What to do:
Each line of the listing that contains the word "name" is to be copied.

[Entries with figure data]
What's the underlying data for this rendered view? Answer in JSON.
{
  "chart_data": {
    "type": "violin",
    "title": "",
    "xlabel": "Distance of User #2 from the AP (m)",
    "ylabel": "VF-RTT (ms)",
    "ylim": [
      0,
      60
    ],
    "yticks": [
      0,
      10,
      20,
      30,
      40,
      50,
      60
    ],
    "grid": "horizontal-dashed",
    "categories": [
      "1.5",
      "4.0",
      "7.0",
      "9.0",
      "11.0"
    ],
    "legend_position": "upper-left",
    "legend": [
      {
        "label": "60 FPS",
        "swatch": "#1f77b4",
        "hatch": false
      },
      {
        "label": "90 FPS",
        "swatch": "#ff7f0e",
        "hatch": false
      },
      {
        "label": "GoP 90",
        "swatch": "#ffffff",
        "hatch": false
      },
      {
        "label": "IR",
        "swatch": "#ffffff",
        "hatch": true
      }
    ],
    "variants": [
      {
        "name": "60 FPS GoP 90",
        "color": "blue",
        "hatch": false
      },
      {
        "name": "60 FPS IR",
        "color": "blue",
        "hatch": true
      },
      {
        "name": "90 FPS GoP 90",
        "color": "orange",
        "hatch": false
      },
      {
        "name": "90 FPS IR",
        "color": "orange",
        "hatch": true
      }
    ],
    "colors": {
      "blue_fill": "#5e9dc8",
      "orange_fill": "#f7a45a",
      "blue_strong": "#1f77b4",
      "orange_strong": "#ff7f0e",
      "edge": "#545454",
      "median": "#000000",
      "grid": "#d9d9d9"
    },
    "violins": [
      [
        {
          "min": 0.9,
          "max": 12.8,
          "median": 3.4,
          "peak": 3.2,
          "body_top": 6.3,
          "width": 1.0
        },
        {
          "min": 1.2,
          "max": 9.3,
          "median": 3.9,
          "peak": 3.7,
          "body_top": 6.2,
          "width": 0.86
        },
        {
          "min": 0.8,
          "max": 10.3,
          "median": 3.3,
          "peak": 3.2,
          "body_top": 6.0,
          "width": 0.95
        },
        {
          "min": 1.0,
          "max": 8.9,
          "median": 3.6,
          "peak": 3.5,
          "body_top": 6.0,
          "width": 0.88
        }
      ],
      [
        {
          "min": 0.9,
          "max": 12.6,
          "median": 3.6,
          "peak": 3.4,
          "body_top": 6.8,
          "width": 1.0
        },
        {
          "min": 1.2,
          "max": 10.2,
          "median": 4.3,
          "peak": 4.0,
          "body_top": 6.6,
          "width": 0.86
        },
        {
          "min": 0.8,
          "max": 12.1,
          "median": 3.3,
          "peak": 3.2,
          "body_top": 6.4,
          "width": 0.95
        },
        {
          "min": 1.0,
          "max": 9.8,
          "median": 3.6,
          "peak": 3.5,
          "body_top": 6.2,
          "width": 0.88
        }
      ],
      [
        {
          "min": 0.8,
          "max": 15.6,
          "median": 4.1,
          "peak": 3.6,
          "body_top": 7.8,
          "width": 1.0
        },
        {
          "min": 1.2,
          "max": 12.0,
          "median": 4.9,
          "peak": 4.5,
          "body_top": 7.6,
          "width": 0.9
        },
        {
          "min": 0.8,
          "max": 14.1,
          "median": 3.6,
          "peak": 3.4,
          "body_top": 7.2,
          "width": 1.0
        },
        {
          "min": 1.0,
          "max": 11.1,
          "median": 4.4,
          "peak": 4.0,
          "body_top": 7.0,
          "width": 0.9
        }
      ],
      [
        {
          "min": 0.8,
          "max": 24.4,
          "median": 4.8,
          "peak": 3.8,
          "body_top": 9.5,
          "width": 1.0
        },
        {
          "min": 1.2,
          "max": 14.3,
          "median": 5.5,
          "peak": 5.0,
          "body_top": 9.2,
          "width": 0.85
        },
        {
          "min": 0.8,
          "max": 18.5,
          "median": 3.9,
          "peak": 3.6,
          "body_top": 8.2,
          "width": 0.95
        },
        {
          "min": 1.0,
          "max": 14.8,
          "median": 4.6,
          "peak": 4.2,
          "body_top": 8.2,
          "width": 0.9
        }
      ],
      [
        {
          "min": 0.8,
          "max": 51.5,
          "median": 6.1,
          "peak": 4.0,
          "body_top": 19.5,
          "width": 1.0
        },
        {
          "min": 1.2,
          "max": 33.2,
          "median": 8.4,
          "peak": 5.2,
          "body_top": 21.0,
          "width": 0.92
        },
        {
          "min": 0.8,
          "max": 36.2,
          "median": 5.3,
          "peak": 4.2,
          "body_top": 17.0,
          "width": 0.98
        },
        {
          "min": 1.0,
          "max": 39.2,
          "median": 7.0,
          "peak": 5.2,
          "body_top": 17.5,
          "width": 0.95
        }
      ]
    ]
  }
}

Answer below:
        "name": "60 FPS GoP 90",
        "name": "60 FPS IR",
        "name": "90 FPS GoP 90",
        "name": "90 FPS IR",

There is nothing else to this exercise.